Collected data
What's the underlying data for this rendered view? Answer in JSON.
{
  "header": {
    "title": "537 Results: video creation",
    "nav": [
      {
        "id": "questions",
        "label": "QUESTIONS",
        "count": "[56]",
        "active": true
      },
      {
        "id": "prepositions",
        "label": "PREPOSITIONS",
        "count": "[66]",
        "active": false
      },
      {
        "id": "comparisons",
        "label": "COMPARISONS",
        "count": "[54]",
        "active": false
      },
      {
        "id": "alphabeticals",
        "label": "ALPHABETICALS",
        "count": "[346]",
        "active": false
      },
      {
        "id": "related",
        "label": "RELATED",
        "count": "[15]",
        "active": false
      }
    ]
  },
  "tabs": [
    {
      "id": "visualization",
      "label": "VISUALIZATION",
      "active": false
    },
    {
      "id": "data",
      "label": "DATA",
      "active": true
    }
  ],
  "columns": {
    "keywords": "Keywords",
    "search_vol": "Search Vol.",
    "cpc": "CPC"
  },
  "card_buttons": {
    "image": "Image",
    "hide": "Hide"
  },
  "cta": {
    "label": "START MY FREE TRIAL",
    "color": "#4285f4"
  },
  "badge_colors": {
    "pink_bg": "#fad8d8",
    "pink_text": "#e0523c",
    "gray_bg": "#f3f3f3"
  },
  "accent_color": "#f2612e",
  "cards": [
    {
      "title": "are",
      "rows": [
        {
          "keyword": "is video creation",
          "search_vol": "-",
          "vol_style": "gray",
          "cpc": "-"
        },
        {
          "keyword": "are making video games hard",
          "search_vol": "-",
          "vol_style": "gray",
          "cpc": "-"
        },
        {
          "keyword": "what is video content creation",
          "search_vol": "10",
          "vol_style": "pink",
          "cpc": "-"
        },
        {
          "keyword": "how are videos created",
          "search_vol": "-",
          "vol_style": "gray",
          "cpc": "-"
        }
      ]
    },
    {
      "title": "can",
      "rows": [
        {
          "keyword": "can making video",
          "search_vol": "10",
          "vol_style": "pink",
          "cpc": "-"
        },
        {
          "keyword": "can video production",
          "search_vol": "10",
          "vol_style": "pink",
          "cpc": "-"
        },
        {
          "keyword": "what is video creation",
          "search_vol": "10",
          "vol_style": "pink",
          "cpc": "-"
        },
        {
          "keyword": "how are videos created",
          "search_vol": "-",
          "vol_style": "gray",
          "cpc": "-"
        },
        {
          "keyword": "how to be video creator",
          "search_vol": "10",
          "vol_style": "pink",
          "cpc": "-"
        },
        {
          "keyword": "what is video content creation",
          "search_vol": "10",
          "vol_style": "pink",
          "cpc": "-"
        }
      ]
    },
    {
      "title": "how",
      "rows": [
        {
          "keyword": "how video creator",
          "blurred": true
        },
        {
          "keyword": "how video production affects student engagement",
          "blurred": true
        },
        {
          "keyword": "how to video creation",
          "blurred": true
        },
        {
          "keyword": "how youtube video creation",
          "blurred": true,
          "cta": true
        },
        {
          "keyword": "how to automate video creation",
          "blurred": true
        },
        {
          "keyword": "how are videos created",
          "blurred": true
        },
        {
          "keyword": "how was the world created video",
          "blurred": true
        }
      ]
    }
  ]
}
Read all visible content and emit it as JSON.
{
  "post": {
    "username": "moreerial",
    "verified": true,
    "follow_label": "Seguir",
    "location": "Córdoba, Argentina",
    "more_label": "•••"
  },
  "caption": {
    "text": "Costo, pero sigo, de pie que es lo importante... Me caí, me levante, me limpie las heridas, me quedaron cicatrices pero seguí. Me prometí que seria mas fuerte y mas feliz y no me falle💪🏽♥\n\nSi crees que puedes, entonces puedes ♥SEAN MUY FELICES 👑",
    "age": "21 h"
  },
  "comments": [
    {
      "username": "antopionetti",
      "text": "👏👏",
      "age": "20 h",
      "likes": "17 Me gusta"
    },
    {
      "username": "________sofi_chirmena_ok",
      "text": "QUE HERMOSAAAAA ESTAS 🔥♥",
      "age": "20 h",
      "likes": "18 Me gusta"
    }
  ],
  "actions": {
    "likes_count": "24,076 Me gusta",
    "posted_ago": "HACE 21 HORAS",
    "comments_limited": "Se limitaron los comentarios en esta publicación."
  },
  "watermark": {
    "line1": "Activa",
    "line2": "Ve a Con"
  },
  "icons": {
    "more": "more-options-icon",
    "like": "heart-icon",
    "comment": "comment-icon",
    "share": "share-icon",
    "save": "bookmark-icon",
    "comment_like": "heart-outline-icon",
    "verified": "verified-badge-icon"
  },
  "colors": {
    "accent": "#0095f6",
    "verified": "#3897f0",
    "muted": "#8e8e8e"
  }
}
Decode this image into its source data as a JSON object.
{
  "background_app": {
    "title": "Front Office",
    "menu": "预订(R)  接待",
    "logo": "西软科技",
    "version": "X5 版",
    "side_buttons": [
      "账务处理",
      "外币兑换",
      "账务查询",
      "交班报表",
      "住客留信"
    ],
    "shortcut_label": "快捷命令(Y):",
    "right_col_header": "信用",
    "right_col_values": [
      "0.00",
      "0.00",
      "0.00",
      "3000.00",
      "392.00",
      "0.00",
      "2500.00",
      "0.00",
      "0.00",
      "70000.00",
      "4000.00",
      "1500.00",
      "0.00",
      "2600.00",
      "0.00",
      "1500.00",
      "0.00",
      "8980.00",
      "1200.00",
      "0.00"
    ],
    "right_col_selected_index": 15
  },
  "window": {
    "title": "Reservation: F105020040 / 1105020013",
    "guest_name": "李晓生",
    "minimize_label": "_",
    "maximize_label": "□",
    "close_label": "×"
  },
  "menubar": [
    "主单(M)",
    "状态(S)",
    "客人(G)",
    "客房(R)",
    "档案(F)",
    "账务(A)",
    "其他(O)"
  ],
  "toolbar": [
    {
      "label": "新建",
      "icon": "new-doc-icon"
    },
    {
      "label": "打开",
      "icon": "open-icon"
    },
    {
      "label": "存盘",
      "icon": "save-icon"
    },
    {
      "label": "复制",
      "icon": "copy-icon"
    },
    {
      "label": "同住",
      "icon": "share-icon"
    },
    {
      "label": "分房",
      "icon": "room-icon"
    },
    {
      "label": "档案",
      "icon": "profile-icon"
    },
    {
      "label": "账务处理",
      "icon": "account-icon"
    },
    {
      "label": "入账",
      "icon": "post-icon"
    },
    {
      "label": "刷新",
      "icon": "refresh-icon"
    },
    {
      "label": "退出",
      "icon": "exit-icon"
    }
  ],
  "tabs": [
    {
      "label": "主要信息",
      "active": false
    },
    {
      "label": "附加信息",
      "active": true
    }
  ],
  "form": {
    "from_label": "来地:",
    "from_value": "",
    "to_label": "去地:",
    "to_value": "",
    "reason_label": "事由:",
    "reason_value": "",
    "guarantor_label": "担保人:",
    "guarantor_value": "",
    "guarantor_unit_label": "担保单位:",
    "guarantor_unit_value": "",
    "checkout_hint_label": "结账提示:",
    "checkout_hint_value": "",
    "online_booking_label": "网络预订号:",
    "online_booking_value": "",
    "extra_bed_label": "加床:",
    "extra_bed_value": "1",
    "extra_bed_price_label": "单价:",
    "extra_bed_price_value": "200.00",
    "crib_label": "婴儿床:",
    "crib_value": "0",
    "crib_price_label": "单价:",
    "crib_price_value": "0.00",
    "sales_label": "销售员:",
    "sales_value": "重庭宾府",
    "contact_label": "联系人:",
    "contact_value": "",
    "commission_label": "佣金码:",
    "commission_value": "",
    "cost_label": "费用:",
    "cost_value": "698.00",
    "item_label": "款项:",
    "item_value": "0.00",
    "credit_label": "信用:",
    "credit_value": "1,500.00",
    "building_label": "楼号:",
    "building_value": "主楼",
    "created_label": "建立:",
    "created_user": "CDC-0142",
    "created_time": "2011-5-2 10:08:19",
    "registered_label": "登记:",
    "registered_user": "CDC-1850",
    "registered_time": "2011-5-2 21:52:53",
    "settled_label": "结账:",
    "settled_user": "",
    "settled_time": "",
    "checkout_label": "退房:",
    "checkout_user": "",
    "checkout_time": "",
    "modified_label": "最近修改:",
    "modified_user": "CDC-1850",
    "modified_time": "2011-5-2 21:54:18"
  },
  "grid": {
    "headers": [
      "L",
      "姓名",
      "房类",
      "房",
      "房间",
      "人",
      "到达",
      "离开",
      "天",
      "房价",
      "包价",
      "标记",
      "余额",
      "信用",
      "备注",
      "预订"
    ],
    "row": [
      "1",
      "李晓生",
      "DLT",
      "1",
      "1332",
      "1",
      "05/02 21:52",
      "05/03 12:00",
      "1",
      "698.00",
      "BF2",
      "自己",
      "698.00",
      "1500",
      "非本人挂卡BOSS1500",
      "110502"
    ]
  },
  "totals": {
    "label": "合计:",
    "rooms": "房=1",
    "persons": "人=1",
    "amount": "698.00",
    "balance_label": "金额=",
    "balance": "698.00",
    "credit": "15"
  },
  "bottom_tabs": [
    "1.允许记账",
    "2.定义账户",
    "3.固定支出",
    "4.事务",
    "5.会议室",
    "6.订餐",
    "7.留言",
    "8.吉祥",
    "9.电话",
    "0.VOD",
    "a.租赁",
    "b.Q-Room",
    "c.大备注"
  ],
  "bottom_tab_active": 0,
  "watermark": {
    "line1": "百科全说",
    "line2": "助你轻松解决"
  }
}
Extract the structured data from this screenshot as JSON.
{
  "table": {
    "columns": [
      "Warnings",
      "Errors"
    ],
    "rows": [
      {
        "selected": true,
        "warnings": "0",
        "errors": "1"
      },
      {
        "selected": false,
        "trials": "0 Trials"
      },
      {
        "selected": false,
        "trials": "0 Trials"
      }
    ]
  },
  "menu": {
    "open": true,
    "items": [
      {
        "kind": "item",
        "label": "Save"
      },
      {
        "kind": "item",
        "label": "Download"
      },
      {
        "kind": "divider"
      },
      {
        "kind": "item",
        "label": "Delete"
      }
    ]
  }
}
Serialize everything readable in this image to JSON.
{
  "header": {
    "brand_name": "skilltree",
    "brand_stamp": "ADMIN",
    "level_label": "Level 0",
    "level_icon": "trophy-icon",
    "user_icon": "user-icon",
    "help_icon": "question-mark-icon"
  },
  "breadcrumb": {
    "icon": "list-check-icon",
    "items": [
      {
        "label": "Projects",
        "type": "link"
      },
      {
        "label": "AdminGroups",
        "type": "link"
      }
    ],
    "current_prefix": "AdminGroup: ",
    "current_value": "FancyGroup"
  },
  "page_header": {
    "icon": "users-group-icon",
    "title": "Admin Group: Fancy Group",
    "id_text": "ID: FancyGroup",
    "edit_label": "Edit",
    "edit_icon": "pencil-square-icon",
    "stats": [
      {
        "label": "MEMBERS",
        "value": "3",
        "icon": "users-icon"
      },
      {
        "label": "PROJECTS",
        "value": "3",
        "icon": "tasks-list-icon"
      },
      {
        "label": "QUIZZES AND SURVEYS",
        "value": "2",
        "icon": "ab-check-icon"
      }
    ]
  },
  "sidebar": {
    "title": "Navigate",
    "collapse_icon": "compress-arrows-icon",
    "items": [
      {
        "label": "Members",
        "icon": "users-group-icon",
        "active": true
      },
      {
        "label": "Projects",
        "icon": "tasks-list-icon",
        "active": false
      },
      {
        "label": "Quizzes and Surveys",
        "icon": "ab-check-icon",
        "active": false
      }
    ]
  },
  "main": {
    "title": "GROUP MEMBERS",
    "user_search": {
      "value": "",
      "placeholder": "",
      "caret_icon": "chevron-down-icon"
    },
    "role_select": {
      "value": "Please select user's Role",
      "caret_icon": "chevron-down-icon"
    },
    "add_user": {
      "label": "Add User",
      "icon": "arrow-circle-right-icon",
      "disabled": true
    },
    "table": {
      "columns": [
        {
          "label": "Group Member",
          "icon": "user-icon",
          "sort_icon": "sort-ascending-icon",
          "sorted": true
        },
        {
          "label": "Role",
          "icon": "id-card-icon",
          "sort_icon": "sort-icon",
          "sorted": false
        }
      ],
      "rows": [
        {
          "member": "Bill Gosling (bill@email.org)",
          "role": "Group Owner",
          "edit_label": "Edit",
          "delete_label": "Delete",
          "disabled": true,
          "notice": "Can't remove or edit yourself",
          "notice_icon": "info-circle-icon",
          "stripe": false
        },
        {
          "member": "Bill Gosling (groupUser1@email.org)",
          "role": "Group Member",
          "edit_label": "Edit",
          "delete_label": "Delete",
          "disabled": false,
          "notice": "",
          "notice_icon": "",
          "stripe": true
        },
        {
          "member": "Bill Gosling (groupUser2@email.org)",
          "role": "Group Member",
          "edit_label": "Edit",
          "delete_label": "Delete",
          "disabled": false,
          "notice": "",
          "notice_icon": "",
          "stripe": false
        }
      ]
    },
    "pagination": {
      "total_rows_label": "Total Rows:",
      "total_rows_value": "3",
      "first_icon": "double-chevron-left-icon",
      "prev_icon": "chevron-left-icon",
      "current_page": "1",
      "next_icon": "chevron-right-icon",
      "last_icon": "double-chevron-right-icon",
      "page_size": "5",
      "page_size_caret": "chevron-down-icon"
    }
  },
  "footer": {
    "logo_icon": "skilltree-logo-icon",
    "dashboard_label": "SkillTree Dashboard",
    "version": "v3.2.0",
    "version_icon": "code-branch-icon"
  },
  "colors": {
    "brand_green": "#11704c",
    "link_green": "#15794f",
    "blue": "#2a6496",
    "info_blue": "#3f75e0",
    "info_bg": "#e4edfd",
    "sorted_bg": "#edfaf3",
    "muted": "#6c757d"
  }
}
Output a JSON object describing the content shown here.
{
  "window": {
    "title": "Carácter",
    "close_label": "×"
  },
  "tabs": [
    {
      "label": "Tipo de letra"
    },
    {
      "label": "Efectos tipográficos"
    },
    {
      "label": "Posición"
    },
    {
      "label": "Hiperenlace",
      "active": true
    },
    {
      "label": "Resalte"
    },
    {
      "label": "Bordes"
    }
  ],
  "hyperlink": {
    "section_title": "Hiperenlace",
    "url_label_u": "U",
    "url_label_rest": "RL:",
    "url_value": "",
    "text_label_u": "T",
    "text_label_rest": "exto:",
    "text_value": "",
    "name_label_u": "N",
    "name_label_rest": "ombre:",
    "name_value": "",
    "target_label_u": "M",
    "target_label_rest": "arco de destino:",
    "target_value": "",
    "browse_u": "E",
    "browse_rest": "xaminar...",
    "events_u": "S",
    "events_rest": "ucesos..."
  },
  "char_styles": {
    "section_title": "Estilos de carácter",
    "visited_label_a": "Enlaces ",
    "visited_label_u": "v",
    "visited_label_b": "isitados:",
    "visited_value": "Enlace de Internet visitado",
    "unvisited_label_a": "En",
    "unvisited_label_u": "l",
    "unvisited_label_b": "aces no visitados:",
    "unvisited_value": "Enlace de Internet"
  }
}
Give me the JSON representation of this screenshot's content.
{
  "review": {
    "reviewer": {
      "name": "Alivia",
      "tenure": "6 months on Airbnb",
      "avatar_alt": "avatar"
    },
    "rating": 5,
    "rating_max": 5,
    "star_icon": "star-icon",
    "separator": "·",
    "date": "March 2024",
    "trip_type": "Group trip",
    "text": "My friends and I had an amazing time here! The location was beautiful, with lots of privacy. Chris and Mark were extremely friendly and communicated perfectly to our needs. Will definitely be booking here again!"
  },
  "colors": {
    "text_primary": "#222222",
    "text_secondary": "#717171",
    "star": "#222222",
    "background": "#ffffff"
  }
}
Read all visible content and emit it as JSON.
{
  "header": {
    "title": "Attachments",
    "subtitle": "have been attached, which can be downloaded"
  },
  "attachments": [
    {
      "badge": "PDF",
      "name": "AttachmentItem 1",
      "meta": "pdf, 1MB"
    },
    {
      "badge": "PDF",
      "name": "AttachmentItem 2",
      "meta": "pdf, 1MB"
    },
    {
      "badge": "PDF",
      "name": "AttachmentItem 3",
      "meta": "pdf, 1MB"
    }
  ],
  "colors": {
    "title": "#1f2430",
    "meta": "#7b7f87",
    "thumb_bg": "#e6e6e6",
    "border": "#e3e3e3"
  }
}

• PROBLEM TO WORK ON
List the lines of the entries that include "making".

• EXERCISE SOLUTION
          "keyword": "are making video games hard",
          "keyword": "can making video",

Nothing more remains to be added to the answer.